(DESCRIPTION OF THE TASK)
Search the material for "JSON" and show all lines that contain it.

Rows from a dataset:
○ ○ ○ ○

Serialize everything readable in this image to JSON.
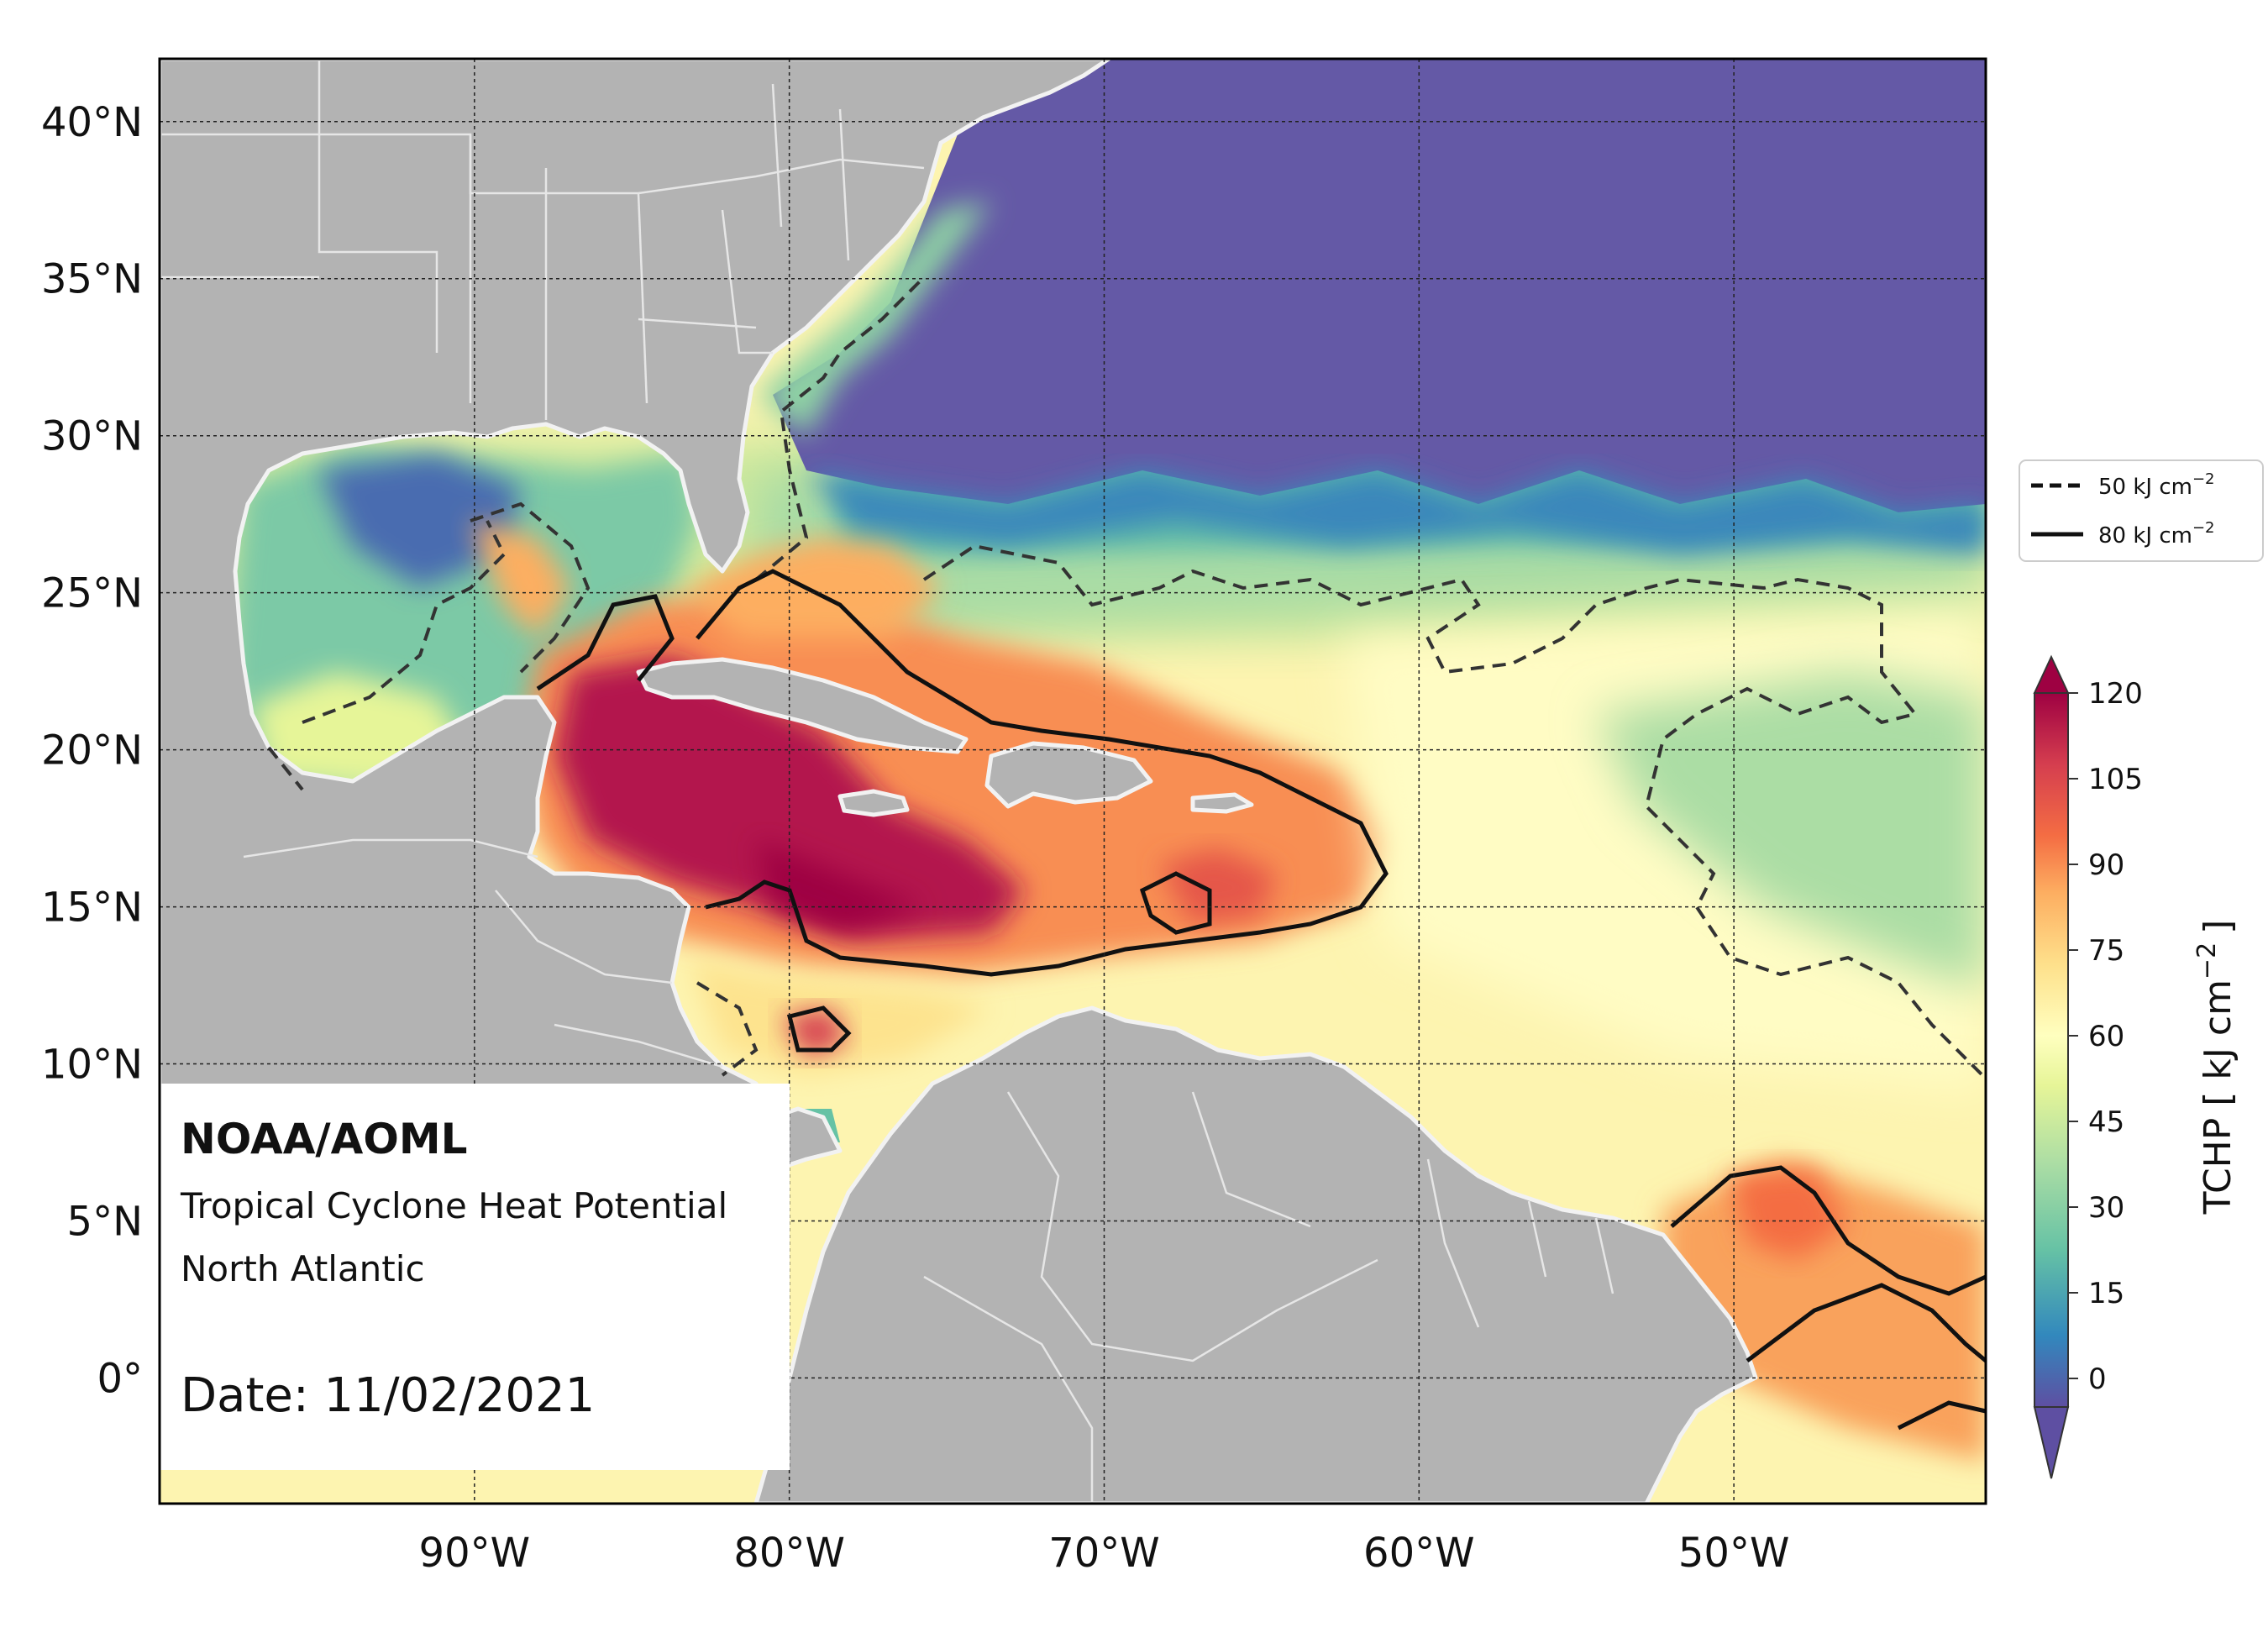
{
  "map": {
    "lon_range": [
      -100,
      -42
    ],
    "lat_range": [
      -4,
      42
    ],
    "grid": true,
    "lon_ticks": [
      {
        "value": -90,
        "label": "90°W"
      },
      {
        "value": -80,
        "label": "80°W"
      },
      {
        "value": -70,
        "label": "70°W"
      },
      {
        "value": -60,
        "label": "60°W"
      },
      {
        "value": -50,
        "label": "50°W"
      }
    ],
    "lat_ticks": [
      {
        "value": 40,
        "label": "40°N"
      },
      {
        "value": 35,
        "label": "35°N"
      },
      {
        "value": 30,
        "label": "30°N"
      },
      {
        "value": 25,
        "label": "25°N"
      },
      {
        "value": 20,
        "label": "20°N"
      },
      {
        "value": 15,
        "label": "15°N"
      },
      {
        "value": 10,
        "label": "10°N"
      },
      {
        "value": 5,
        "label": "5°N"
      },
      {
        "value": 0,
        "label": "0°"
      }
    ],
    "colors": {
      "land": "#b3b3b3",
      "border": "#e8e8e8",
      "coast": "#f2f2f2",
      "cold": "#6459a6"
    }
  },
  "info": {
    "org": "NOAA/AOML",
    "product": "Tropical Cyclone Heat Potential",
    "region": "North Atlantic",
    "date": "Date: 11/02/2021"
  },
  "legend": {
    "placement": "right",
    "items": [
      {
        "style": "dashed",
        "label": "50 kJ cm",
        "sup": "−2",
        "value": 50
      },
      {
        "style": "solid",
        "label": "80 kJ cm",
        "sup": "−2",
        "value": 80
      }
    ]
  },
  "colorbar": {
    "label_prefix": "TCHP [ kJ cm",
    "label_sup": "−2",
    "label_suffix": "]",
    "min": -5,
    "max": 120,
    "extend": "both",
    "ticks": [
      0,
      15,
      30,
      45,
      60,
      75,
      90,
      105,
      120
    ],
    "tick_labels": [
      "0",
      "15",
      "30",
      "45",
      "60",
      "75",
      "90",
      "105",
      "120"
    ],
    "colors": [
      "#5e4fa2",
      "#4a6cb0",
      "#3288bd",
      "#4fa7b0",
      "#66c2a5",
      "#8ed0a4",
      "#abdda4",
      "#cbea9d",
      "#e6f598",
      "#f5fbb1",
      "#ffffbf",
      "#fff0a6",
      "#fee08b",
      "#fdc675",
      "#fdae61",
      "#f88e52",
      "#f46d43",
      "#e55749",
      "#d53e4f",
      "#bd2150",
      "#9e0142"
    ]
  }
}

○ ○ ○ ○

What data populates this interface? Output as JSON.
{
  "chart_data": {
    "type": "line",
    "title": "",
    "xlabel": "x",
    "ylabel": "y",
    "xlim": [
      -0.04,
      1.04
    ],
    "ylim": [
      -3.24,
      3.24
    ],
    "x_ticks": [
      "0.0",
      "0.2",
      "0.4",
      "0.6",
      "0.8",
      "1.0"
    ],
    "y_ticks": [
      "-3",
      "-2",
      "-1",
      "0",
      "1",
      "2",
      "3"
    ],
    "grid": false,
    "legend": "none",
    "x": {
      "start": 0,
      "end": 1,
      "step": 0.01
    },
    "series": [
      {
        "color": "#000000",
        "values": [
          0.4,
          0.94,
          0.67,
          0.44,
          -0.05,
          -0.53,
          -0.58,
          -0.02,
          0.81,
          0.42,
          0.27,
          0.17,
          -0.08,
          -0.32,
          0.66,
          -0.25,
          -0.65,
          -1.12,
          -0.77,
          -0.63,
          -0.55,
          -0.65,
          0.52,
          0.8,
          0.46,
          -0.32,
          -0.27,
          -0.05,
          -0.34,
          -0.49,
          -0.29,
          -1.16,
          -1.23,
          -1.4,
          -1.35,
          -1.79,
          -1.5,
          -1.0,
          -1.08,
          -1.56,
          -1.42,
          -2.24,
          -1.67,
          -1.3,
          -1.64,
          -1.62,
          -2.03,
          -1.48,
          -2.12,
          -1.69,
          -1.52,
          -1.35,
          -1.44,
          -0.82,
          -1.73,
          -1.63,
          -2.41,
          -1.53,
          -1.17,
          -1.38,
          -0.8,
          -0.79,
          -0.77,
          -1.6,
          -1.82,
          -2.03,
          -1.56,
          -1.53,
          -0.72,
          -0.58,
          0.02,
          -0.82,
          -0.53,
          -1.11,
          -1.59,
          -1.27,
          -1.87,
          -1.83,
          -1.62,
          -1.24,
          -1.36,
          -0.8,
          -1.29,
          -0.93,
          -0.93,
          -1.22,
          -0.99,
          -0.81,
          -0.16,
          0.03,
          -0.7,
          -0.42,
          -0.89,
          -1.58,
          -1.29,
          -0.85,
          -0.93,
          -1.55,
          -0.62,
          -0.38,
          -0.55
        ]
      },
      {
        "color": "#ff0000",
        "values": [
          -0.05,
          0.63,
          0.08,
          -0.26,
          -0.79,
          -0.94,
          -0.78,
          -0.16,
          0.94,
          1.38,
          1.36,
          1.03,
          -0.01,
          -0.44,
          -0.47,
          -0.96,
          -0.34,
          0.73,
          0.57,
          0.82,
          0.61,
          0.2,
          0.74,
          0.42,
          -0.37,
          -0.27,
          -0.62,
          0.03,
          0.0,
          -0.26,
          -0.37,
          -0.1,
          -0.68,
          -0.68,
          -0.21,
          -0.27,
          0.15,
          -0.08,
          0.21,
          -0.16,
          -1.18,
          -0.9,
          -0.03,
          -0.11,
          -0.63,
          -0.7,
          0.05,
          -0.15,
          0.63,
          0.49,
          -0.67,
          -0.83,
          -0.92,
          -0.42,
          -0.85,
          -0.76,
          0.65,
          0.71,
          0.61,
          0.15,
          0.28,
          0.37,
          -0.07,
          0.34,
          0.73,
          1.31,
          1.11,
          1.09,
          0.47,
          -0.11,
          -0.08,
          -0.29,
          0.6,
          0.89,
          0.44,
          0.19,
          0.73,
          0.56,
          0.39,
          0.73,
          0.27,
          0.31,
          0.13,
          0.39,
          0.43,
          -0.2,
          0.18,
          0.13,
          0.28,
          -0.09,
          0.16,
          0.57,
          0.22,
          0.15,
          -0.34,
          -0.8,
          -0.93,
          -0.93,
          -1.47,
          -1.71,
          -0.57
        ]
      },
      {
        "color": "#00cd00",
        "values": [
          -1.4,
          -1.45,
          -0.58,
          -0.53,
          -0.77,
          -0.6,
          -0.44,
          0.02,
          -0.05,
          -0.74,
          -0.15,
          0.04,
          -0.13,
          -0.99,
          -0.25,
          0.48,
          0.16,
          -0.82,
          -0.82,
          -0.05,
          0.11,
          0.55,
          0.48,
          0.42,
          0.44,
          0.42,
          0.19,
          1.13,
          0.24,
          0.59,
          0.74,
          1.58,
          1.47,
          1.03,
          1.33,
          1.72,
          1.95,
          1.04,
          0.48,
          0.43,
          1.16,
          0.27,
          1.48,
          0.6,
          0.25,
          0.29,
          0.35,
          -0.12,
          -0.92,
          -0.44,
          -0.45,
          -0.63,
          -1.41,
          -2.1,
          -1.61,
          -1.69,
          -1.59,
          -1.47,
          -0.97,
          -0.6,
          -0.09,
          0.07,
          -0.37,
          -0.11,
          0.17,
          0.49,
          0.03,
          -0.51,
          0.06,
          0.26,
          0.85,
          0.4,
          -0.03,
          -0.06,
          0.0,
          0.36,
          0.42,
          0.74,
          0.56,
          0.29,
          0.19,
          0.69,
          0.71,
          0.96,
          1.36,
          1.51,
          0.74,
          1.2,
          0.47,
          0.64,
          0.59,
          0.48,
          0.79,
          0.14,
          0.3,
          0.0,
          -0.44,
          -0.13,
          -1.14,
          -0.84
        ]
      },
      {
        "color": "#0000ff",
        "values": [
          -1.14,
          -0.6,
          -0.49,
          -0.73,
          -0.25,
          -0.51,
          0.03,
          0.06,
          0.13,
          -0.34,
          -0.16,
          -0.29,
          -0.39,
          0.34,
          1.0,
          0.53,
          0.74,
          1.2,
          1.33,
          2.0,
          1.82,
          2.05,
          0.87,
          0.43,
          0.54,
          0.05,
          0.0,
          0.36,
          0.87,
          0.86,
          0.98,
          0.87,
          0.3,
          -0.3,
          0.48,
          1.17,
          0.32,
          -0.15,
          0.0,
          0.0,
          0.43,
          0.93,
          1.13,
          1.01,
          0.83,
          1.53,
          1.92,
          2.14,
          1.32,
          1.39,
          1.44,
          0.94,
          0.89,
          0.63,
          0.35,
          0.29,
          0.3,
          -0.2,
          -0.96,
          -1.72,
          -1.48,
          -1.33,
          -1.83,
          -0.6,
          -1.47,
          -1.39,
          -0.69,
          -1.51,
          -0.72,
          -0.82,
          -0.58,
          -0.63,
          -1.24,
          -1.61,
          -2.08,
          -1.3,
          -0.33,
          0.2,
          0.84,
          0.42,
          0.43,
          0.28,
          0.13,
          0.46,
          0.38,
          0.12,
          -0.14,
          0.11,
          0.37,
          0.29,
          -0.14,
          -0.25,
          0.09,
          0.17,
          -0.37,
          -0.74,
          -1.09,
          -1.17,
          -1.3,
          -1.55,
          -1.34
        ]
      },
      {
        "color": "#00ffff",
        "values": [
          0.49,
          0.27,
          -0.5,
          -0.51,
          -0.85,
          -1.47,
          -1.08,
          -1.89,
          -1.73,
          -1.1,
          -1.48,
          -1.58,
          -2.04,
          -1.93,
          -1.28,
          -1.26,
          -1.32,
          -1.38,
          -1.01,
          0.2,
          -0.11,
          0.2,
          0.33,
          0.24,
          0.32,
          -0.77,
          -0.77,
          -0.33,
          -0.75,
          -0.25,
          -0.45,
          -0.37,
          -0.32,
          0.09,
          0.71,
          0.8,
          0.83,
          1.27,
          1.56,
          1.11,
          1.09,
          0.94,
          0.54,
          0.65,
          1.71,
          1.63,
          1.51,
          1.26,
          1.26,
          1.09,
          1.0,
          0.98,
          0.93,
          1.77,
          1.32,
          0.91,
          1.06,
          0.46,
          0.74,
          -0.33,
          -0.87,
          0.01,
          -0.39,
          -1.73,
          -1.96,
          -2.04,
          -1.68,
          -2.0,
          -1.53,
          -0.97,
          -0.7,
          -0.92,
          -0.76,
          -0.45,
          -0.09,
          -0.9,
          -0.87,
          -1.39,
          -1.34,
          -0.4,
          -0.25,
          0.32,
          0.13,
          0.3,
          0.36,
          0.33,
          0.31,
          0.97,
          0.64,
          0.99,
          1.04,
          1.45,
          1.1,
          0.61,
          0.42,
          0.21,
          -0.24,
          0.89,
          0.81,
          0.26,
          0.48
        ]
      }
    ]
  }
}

○ ○ ○ ○

(EXERCISE RESPONSE)
Serialize everything readable in this image to JSON.
What data populates this interface? Output as JSON.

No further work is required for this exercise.